= Exercise instructions =
Check every line for the word "Flores" and state how many lines have it. Reply with the number alone.

= Entries supplied =
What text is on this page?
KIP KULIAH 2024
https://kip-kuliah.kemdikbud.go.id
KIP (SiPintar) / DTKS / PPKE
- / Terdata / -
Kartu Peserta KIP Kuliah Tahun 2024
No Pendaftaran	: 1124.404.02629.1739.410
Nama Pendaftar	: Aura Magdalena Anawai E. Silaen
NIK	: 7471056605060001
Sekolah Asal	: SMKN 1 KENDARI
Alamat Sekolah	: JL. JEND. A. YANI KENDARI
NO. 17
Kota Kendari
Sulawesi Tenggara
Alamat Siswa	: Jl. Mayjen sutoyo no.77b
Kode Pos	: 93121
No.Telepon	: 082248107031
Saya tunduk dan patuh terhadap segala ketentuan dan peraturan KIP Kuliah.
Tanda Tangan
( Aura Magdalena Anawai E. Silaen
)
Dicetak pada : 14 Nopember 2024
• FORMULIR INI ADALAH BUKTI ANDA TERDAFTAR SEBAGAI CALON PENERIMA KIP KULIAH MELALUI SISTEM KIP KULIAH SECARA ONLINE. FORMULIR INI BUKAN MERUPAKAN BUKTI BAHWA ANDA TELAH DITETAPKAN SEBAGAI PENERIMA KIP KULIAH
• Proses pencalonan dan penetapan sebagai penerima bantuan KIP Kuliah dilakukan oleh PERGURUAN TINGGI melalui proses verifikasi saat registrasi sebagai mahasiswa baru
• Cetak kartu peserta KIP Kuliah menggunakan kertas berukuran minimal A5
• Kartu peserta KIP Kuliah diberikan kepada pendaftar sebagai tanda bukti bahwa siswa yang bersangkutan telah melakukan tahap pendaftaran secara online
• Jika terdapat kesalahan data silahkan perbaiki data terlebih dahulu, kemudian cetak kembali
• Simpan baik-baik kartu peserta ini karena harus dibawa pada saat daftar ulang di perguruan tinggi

--

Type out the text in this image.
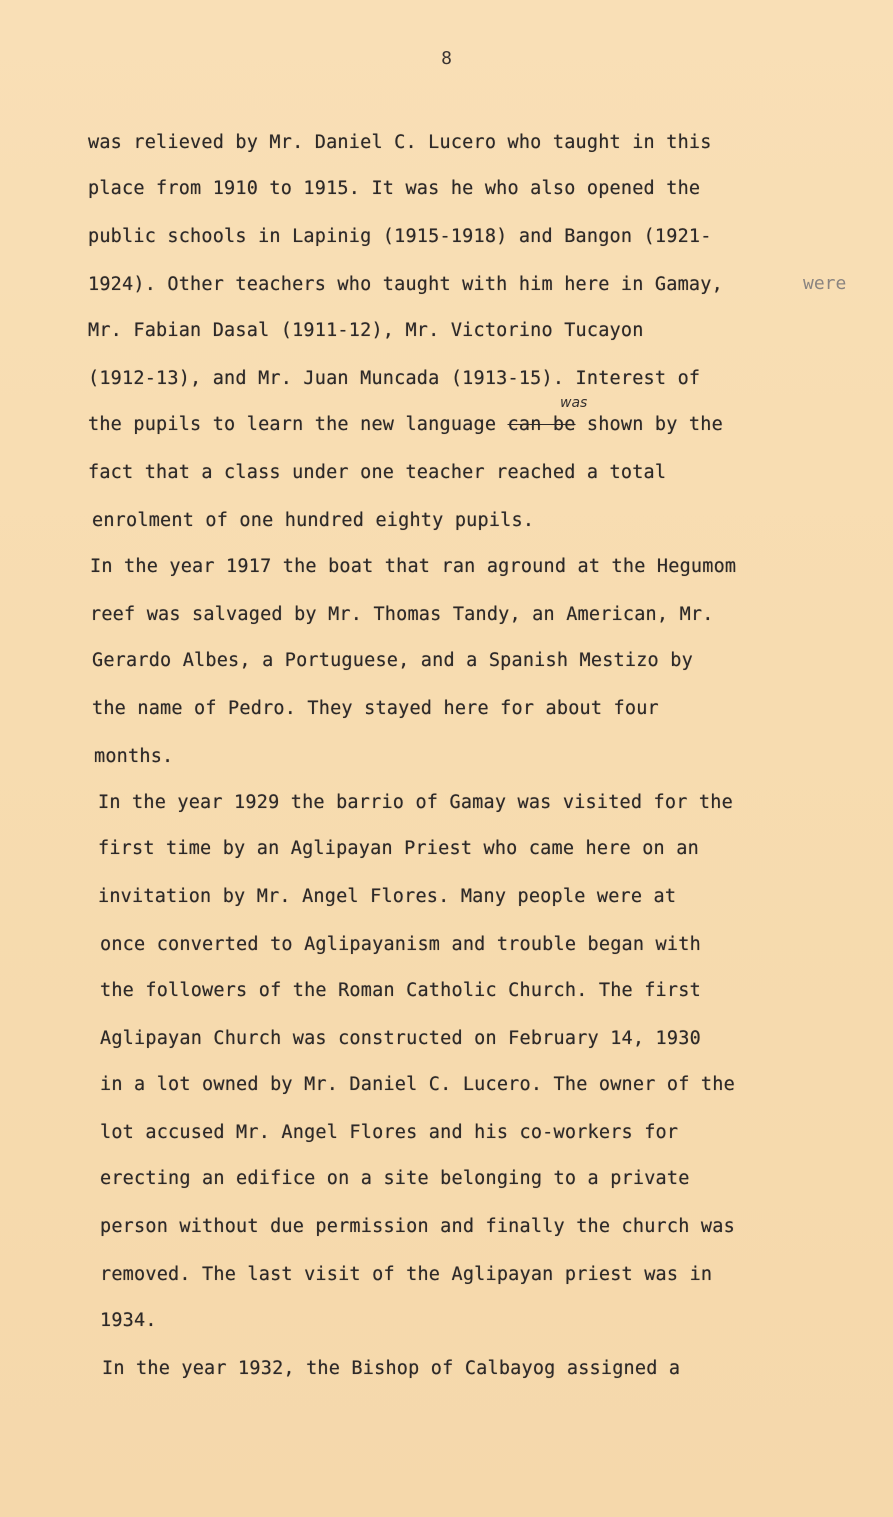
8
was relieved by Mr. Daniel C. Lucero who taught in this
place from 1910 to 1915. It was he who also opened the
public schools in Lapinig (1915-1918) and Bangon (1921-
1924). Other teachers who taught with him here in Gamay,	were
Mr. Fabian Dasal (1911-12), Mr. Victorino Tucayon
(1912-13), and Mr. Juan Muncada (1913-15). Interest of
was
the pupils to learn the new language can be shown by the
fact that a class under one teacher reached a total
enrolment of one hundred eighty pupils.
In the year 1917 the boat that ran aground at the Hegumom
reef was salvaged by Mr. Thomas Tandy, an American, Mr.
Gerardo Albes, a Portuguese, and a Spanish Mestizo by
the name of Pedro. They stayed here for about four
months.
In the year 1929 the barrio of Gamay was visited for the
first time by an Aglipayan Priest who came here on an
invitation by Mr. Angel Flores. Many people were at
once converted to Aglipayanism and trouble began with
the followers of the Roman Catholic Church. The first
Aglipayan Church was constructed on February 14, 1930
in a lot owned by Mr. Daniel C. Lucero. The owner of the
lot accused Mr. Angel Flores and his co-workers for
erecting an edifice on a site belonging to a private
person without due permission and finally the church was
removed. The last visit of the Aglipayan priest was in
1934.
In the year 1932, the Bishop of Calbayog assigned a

...

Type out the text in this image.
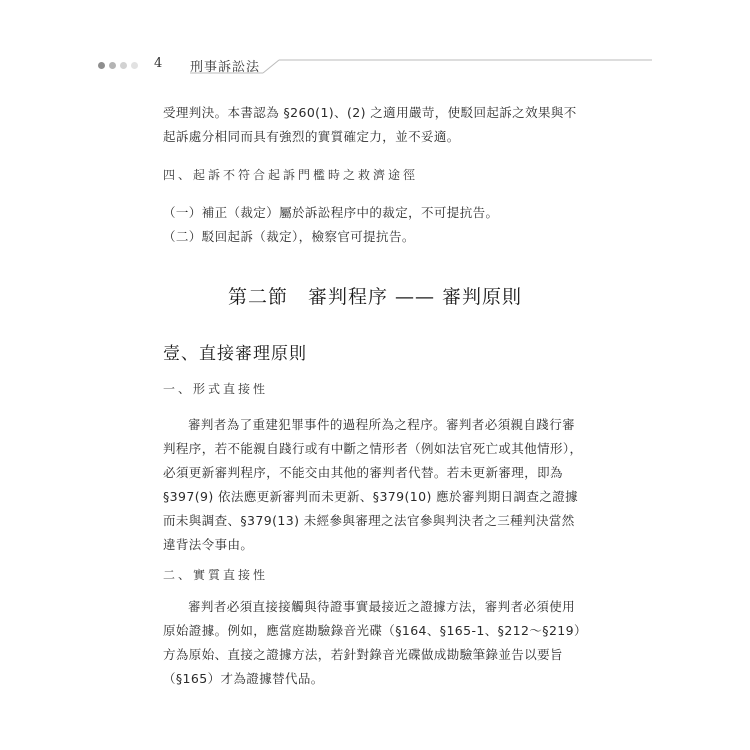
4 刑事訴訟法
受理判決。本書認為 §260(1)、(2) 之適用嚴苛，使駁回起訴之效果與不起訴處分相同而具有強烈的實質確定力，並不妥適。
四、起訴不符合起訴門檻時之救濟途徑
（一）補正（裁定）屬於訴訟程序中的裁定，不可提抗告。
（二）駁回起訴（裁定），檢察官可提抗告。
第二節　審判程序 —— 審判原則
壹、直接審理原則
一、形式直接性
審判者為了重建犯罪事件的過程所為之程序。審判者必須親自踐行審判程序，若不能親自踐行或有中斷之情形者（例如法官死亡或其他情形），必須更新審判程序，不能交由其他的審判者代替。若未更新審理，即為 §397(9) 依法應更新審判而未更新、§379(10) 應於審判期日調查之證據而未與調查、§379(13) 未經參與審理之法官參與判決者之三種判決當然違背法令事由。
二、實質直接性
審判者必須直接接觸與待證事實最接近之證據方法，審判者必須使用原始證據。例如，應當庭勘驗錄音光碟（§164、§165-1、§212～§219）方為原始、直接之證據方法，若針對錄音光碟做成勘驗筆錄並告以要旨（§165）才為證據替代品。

= Task answer =
2